* Start Entries supplied *
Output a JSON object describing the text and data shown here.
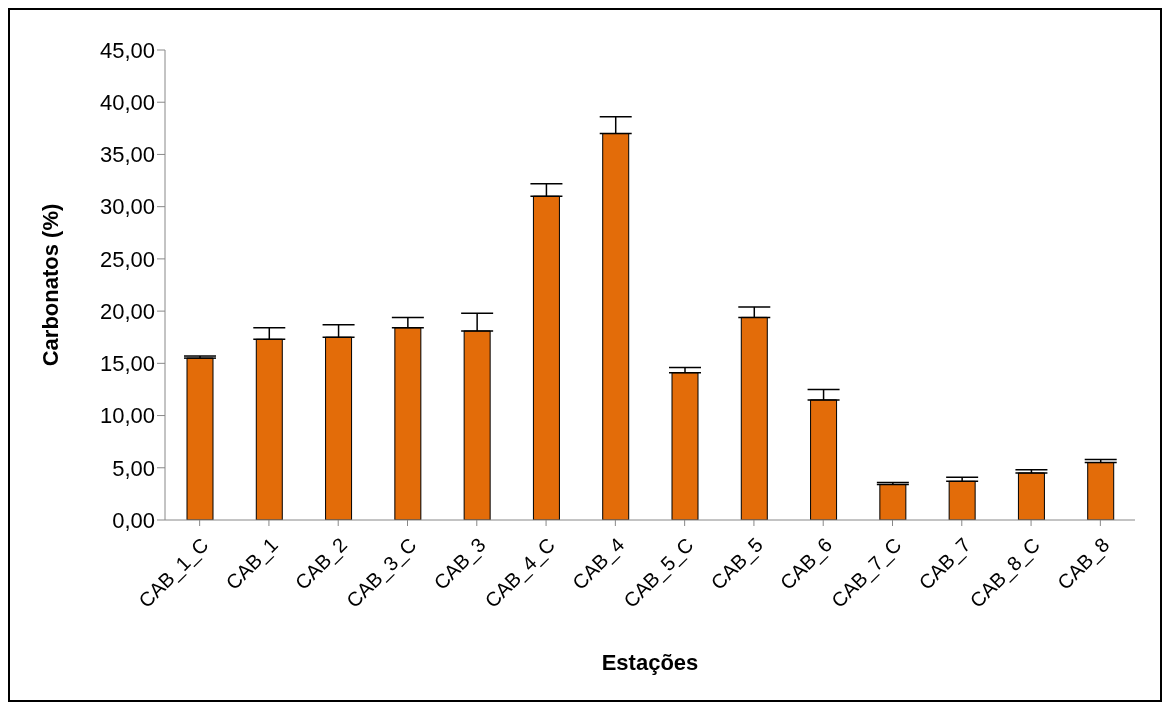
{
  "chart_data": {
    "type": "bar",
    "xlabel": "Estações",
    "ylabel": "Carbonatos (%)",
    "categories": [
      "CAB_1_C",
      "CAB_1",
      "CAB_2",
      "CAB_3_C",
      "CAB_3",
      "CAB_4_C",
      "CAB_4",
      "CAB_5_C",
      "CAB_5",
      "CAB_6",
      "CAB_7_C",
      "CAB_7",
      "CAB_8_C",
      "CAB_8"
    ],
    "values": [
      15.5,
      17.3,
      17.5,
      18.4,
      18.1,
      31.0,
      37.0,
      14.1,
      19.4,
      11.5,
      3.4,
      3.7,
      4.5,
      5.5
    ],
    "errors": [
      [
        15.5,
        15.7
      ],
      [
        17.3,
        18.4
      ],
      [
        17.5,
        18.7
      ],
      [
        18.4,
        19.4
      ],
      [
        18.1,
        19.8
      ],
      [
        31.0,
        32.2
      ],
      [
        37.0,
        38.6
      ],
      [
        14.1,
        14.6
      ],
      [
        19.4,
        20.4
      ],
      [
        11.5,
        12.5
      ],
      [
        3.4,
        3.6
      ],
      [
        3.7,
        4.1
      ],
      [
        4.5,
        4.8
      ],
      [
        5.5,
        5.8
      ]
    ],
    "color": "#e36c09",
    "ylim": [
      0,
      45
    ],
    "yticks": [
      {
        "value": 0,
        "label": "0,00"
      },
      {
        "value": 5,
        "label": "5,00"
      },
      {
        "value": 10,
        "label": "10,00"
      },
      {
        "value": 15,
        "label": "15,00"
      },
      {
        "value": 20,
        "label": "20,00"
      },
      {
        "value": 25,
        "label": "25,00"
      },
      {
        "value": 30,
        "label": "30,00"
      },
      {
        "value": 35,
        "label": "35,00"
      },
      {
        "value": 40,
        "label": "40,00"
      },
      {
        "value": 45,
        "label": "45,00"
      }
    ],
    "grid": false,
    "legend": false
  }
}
* End Entries supplied *
* Start Entries supplied *
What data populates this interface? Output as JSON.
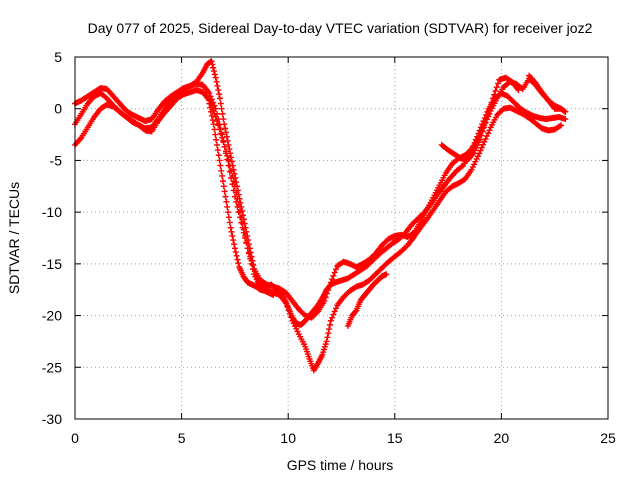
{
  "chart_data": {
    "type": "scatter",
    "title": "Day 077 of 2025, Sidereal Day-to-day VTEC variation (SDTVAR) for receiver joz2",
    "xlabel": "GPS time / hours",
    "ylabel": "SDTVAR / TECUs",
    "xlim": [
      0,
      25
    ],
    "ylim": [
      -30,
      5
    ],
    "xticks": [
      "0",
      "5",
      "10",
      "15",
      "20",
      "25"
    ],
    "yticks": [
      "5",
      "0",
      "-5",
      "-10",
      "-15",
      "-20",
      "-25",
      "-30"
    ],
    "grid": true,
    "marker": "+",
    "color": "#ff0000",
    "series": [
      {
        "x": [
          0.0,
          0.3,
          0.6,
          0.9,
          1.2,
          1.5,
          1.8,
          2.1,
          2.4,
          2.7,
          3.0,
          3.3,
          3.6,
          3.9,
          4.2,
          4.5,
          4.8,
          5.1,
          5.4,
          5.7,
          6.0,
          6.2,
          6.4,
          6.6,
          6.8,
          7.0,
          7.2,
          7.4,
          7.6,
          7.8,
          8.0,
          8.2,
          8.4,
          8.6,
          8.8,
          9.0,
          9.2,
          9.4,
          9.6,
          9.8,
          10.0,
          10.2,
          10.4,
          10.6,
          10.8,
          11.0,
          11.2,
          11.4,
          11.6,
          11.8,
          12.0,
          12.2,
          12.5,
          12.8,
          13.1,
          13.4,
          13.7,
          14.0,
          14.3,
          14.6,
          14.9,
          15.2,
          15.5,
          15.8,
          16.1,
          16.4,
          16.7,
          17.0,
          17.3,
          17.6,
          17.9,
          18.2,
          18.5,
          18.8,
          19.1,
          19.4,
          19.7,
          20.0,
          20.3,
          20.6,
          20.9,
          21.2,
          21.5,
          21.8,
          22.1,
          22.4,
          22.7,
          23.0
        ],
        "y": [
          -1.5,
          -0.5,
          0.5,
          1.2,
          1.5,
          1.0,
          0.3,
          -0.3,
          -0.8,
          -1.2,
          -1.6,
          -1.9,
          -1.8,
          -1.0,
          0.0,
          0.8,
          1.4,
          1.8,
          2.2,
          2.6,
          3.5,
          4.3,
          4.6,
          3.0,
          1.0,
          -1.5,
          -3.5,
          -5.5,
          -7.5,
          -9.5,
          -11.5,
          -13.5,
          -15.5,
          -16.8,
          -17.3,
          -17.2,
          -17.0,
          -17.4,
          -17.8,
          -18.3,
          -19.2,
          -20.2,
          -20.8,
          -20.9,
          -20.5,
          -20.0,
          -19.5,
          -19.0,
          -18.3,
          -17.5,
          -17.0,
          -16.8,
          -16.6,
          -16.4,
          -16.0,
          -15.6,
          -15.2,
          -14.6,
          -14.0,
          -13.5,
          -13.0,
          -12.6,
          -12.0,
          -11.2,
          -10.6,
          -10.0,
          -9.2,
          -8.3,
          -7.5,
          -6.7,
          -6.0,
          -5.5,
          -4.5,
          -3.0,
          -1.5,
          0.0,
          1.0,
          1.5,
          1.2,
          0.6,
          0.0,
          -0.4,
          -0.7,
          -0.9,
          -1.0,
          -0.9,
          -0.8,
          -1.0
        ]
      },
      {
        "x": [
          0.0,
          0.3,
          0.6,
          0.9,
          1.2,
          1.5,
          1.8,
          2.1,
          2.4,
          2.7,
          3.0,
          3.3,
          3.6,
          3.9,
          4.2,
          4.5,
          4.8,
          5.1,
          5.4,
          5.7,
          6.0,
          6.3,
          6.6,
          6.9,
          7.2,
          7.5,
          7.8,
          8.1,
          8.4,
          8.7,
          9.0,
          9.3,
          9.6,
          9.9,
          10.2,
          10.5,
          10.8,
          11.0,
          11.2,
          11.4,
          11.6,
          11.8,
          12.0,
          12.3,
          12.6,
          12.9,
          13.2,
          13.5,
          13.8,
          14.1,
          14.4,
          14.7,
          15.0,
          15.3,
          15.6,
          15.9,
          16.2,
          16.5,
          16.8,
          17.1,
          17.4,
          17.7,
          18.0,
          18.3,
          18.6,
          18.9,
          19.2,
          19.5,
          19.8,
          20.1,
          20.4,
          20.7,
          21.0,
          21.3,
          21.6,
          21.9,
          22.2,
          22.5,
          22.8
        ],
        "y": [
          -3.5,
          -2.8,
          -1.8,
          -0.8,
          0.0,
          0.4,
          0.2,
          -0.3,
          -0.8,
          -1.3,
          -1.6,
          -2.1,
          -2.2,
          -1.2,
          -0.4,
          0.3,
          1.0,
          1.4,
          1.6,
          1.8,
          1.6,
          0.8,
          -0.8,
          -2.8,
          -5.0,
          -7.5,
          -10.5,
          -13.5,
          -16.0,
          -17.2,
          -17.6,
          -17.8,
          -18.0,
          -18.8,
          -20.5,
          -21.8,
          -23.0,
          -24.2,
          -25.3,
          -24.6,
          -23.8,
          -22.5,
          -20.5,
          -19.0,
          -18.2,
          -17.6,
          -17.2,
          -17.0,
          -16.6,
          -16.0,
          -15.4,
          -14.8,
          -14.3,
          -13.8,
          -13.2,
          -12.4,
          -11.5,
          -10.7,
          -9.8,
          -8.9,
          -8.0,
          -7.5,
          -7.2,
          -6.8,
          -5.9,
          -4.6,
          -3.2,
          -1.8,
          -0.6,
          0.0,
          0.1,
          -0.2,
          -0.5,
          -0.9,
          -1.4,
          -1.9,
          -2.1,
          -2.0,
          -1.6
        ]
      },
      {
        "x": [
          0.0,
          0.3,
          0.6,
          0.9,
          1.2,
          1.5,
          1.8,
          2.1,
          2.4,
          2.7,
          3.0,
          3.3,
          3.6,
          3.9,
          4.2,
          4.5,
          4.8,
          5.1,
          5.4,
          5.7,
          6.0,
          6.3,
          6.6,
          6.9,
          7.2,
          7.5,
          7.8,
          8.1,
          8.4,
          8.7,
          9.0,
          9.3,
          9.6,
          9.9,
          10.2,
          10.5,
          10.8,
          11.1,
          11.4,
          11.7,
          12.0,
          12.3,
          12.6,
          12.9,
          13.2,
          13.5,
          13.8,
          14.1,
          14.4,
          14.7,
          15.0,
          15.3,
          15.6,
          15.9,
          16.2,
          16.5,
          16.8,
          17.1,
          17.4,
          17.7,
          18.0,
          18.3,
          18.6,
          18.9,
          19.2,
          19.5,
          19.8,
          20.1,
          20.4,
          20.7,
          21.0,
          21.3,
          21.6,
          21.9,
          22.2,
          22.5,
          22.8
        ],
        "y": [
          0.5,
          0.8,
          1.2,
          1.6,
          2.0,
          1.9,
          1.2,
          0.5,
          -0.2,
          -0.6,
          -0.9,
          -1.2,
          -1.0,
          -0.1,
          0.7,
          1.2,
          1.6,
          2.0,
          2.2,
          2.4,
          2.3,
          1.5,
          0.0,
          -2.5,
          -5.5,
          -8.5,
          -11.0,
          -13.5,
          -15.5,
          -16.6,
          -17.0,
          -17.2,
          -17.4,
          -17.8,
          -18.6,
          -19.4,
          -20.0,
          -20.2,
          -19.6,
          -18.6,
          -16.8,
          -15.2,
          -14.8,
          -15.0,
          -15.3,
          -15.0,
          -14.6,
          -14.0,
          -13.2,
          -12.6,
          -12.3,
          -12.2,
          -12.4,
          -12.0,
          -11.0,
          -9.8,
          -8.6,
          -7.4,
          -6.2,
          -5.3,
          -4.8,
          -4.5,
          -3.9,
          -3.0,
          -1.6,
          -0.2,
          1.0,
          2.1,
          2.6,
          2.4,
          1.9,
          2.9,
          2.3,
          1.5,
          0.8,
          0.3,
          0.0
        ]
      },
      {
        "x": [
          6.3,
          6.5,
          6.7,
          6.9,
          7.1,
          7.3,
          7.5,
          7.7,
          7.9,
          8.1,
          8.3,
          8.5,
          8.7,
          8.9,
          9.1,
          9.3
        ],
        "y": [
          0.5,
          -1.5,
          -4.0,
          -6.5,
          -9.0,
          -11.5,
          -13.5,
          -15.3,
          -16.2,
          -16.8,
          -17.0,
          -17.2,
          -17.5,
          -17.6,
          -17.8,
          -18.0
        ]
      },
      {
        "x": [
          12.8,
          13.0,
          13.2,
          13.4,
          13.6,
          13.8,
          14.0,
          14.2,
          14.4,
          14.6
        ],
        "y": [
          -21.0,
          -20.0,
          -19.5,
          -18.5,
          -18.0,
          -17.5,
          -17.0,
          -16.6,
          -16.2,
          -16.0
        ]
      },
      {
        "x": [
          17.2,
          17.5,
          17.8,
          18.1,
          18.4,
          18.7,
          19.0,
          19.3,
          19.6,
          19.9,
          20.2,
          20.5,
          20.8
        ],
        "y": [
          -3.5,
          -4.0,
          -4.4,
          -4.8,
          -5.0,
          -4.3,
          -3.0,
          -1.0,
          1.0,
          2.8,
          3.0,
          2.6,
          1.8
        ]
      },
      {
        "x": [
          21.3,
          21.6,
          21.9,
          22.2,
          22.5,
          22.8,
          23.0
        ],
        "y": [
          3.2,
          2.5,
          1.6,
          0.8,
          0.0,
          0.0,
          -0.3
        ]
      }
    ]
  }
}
* End Entries supplied *
#### Objective
Lines containing the word "Output" are to be tallied; report only the total.

#### Result of the exercise
2